> [Your goal]:
Show every line in the records below that contains the word "JSON".

> [Record set]:
— BEGIN —

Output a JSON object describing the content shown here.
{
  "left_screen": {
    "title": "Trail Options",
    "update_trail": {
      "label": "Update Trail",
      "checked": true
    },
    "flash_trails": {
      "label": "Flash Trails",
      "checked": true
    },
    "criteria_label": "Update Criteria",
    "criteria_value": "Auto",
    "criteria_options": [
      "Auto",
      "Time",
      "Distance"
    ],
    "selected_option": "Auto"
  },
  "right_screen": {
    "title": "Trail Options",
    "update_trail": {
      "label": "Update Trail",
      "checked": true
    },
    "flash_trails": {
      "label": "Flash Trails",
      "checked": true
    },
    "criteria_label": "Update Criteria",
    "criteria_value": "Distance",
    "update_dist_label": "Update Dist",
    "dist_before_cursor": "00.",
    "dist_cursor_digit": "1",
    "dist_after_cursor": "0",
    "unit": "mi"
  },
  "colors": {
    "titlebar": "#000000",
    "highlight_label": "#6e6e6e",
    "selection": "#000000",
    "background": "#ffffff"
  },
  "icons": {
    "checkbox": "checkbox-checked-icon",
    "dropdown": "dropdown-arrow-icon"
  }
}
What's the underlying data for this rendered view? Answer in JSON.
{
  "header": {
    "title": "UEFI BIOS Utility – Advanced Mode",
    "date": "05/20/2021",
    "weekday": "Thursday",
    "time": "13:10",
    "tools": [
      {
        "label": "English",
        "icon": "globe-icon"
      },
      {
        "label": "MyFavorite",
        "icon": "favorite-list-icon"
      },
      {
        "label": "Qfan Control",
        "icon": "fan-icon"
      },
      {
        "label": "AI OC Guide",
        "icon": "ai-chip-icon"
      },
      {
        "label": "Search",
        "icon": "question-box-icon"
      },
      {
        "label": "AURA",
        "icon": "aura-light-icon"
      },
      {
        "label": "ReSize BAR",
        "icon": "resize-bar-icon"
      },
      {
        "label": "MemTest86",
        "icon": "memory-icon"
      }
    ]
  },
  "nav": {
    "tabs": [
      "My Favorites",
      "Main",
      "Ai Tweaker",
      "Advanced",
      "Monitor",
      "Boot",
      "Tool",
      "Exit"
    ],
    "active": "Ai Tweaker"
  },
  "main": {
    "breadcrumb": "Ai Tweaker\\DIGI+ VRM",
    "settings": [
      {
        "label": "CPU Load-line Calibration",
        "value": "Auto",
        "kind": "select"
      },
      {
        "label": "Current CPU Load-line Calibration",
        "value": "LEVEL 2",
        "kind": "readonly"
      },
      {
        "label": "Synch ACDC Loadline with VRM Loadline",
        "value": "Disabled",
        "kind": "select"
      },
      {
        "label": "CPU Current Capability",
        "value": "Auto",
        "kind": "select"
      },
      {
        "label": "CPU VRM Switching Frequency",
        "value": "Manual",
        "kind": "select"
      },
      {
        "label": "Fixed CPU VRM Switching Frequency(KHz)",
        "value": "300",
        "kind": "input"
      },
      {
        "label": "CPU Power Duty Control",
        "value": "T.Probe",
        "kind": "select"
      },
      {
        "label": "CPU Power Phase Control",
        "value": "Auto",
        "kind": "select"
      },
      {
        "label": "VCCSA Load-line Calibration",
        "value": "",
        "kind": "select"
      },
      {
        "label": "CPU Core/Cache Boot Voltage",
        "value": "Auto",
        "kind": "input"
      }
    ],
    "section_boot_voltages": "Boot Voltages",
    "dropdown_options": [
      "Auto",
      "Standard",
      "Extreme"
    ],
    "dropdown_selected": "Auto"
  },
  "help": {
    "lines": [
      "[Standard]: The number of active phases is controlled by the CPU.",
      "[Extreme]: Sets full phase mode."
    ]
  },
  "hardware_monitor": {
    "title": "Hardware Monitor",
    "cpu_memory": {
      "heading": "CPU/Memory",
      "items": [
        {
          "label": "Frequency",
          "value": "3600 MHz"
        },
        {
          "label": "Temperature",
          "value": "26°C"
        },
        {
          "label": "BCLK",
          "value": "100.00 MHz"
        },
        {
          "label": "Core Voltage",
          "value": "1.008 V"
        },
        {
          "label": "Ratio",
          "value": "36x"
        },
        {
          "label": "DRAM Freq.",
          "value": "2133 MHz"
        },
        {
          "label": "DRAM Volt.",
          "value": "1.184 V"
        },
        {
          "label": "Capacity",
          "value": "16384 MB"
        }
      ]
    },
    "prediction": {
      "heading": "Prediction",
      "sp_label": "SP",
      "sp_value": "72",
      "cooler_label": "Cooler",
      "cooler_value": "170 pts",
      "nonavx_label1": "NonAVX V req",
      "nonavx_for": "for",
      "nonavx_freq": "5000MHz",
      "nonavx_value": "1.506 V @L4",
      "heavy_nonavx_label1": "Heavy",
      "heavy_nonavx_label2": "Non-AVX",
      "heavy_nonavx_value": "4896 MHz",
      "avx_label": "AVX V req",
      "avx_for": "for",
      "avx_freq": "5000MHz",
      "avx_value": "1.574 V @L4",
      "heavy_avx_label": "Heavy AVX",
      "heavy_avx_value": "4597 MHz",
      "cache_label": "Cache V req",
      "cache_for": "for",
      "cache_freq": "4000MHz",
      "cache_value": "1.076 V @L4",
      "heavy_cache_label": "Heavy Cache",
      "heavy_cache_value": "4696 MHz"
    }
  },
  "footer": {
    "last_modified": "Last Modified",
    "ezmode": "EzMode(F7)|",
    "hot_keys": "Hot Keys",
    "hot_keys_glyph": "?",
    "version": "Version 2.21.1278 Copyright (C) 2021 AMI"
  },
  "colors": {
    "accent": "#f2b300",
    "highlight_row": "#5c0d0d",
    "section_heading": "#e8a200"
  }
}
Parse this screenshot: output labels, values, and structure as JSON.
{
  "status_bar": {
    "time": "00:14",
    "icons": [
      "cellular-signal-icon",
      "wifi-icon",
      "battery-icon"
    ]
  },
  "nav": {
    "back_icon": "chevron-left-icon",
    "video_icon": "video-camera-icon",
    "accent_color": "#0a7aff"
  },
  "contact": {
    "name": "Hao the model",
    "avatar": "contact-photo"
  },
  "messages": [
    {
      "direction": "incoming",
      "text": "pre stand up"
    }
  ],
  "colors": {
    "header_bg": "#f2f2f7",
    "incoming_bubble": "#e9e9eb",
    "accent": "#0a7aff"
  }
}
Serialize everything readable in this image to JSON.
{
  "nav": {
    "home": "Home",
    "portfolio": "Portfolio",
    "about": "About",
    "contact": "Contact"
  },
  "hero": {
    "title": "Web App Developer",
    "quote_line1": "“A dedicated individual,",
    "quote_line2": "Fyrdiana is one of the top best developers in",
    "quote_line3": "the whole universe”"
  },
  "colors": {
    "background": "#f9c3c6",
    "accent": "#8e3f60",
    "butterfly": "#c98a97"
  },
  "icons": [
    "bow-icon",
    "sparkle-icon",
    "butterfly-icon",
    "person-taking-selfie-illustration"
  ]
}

— END —

> [Written solution]:
Output a JSON object describing the content shown here.
What's the underlying data for this rendered view? Answer in JSON.
Parse this screenshot: output labels, values, and structure as JSON.
Serialize everything readable in this image to JSON.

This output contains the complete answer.